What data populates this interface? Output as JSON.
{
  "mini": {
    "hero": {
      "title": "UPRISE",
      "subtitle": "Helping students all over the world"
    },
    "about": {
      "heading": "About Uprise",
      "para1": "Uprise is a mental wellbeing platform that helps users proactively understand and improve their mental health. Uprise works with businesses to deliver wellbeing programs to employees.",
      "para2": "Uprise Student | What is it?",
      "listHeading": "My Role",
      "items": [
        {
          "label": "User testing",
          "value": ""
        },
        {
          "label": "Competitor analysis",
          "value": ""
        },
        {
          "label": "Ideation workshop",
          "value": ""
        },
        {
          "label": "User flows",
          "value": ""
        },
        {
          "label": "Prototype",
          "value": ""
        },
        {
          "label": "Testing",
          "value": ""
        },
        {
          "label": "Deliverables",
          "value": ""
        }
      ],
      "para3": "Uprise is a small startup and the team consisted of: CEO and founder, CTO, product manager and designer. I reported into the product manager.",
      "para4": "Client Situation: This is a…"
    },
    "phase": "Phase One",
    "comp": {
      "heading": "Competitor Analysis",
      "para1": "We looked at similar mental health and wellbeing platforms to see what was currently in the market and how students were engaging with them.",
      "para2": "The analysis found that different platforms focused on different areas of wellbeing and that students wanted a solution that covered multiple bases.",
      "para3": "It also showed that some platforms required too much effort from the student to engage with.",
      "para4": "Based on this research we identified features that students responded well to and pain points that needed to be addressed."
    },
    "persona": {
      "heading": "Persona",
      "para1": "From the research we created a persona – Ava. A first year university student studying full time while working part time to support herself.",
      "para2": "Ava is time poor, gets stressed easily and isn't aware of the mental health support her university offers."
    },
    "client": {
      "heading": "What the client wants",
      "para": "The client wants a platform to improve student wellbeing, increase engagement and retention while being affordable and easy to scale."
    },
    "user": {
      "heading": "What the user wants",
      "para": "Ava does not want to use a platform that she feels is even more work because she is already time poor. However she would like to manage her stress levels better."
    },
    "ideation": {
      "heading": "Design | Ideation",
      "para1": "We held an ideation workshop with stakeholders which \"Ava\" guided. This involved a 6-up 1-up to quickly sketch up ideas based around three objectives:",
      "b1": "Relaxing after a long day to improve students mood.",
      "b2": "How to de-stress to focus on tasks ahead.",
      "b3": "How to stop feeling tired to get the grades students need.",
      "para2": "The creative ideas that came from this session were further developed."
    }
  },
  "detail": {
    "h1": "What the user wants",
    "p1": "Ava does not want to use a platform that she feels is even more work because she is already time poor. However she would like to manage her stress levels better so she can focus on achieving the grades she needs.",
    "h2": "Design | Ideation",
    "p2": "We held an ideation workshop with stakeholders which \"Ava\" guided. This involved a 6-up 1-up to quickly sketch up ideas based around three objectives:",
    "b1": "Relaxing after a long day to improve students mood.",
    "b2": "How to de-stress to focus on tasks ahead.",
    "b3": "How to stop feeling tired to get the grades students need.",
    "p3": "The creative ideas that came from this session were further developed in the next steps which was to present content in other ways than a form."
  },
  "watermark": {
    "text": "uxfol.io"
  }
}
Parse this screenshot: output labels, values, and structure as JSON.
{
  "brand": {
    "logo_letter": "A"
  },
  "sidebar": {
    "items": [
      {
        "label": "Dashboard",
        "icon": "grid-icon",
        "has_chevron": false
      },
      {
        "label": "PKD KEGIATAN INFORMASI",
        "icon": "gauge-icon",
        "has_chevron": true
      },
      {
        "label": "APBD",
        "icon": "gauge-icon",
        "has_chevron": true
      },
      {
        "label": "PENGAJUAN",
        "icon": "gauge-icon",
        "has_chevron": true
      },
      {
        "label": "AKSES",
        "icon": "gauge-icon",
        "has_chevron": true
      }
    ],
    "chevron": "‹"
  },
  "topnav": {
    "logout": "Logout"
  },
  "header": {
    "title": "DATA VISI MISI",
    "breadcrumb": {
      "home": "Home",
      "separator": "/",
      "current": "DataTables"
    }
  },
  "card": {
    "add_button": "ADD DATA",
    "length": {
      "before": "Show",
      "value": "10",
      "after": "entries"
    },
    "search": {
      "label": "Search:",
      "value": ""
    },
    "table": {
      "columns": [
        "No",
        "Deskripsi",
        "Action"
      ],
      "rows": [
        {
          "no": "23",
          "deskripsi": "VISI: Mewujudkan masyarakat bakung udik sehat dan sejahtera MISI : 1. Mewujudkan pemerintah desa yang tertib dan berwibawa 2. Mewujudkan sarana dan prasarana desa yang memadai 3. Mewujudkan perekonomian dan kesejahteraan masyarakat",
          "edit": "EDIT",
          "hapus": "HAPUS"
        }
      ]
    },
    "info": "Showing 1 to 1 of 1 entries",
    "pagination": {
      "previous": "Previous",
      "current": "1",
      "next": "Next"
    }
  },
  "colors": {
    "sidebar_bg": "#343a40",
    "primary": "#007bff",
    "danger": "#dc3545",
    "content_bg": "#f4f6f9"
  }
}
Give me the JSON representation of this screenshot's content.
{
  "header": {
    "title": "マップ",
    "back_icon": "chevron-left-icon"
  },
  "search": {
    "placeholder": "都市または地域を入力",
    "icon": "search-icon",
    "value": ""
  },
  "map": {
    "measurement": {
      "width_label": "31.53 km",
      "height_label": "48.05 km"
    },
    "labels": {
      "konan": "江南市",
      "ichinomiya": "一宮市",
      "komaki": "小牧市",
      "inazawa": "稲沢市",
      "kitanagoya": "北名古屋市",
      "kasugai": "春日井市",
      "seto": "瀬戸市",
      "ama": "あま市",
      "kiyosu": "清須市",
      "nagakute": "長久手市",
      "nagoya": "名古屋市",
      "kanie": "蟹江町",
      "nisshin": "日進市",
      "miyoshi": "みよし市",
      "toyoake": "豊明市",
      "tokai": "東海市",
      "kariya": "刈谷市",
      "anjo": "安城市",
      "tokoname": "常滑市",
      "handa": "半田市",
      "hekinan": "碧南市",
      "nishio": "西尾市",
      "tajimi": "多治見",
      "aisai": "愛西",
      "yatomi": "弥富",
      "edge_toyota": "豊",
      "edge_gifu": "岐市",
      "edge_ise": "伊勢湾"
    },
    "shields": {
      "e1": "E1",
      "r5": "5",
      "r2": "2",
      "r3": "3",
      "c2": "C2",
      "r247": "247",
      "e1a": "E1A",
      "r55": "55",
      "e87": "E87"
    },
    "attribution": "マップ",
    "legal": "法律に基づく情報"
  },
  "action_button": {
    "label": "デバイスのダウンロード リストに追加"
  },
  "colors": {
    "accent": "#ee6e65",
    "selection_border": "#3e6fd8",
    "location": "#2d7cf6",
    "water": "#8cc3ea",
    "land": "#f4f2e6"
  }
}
══════════════════════════════
Goal → Repeat every line of the records above exactly.

Final result →
What data populates this interface? Output as JSON.
{
  "mini": {
    "hero": {
      "title": "UPRISE",
      "subtitle": "Helping students all over the world"
    },
    "about": {
      "heading": "About Uprise",
      "para1": "Uprise is a mental wellbeing platform that helps users proactively understand and improve their mental health. Uprise works with businesses to deliver wellbeing programs to employees.",
      "para2": "Uprise Student | What is it?",
      "listHeading": "My Role",
      "items": [
        {
          "label": "User testing",
          "value": ""
        },
        {
          "label": "Competitor analysis",
          "value": ""
        },
        {
          "label": "Ideation workshop",
          "value": ""
        },
        {
          "label": "User flows",
          "value": ""
        },
        {
          "label": "Prototype",
          "value": ""
        },
        {
          "label": "Testing",
          "value": ""
        },
        {
          "label": "Deliverables",
          "value": ""
        }
      ],
      "para3": "Uprise is a small startup and the team consisted of: CEO and founder, CTO, product manager and designer. I reported into the product manager.",
      "para4": "Client Situation: This is a…"
    },
    "phase": "Phase One",
    "comp": {
      "heading": "Competitor Analysis",
      "para1": "We looked at similar mental health and wellbeing platforms to see what was currently in the market and how students were engaging with them.",
      "para2": "The analysis found that different platforms focused on different areas of wellbeing and that students wanted a solution that covered multiple bases.",
      "para3": "It also showed that some platforms required too much effort from the student to engage with.",
      "para4": "Based on this research we identified features that students responded well to and pain points that needed to be addressed."
    },
    "persona": {
      "heading": "Persona",
      "para1": "From the research we created a persona – Ava. A first year university student studying full time while working part time to support herself.",
      "para2": "Ava is time poor, gets stressed easily and isn't aware of the mental health support her university offers."
    },
    "client": {
      "heading": "What the client wants",
      "para": "The client wants a platform to improve student wellbeing, increase engagement and retention while being affordable and easy to scale."
    },
    "user": {
      "heading": "What the user wants",
      "para": "Ava does not want to use a platform that she feels is even more work because she is already time poor. However she would like to manage her stress levels better."
    },
    "ideation": {
      "heading": "Design | Ideation",
      "para1": "We held an ideation workshop with stakeholders which \"Ava\" guided. This involved a 6-up 1-up to quickly sketch up ideas based around three objectives:",
      "b1": "Relaxing after a long day to improve students mood.",
      "b2": "How to de-stress to focus on tasks ahead.",
      "b3": "How to stop feeling tired to get the grades students need.",
      "para2": "The creative ideas that came from this session were further developed."
    }
  },
  "detail": {
    "h1": "What the user wants",
    "p1": "Ava does not want to use a platform that she feels is even more work because she is already time poor. However she would like to manage her stress levels better so she can focus on achieving the grades she needs.",
    "h2": "Design | Ideation",
    "p2": "We held an ideation workshop with stakeholders which \"Ava\" guided. This involved a 6-up 1-up to quickly sketch up ideas based around three objectives:",
    "b1": "Relaxing after a long day to improve students mood.",
    "b2": "How to de-stress to focus on tasks ahead.",
    "b3": "How to stop feeling tired to get the grades students need.",
    "p3": "The creative ideas that came from this session were further developed in the next steps which was to present content in other ways than a form."
  },
  "watermark": {
    "text": "uxfol.io"
  }
}
Parse this screenshot: output labels, values, and structure as JSON.
{
  "brand": {
    "logo_letter": "A"
  },
  "sidebar": {
    "items": [
      {
        "label": "Dashboard",
        "icon": "grid-icon",
        "has_chevron": false
      },
      {
        "label": "PKD KEGIATAN INFORMASI",
        "icon": "gauge-icon",
        "has_chevron": true
      },
      {
        "label": "APBD",
        "icon": "gauge-icon",
        "has_chevron": true
      },
      {
        "label": "PENGAJUAN",
        "icon": "gauge-icon",
        "has_chevron": true
      },
      {
        "label": "AKSES",
        "icon": "gauge-icon",
        "has_chevron": true
      }
    ],
    "chevron": "‹"
  },
  "topnav": {
    "logout": "Logout"
  },
  "header": {
    "title": "DATA VISI MISI",
    "breadcrumb": {
      "home": "Home",
      "separator": "/",
      "current": "DataTables"
    }
  },
  "card": {
    "add_button": "ADD DATA",
    "length": {
      "before": "Show",
      "value": "10",
      "after": "entries"
    },
    "search": {
      "label": "Search:",
      "value": ""
    },
    "table": {
      "columns": [
        "No",
        "Deskripsi",
        "Action"
      ],
      "rows": [
        {
          "no": "23",
          "deskripsi": "VISI: Mewujudkan masyarakat bakung udik sehat dan sejahtera MISI : 1. Mewujudkan pemerintah desa yang tertib dan berwibawa 2. Mewujudkan sarana dan prasarana desa yang memadai 3. Mewujudkan perekonomian dan kesejahteraan masyarakat",
          "edit": "EDIT",
          "hapus": "HAPUS"
        }
      ]
    },
    "info": "Showing 1 to 1 of 1 entries",
    "pagination": {
      "previous": "Previous",
      "current": "1",
      "next": "Next"
    }
  },
  "colors": {
    "sidebar_bg": "#343a40",
    "primary": "#007bff",
    "danger": "#dc3545",
    "content_bg": "#f4f6f9"
  }
}
Give me the JSON representation of this screenshot's content.
{
  "header": {
    "title": "マップ",
    "back_icon": "chevron-left-icon"
  },
  "search": {
    "placeholder": "都市または地域を入力",
    "icon": "search-icon",
    "value": ""
  },
  "map": {
    "measurement": {
      "width_label": "31.53 km",
      "height_label": "48.05 km"
    },
    "labels": {
      "konan": "江南市",
      "ichinomiya": "一宮市",
      "komaki": "小牧市",
      "inazawa": "稲沢市",
      "kitanagoya": "北名古屋市",
      "kasugai": "春日井市",
      "seto": "瀬戸市",
      "ama": "あま市",
      "kiyosu": "清須市",
      "nagakute": "長久手市",
      "nagoya": "名古屋市",
      "kanie": "蟹江町",
      "nisshin": "日進市",
      "miyoshi": "みよし市",
      "toyoake": "豊明市",
      "tokai": "東海市",
      "kariya": "刈谷市",
      "anjo": "安城市",
      "tokoname": "常滑市",
      "handa": "半田市",
      "hekinan": "碧南市",
      "nishio": "西尾市",
      "tajimi": "多治見",
      "aisai": "愛西",
      "yatomi": "弥富",
      "edge_toyota": "豊",
      "edge_gifu": "岐市",
      "edge_ise": "伊勢湾"
    },
    "shields": {
      "e1": "E1",
      "r5": "5",
      "r2": "2",
      "r3": "3",
      "c2": "C2",
      "r247": "247",
      "e1a": "E1A",
      "r55": "55",
      "e87": "E87"
    },
    "attribution": "マップ",
    "legal": "法律に基づく情報"
  },
  "action_button": {
    "label": "デバイスのダウンロード リストに追加"
  },
  "colors": {
    "accent": "#ee6e65",
    "selection_border": "#3e6fd8",
    "location": "#2d7cf6",
    "water": "#8cc3ea",
    "land": "#f4f2e6"
  }
}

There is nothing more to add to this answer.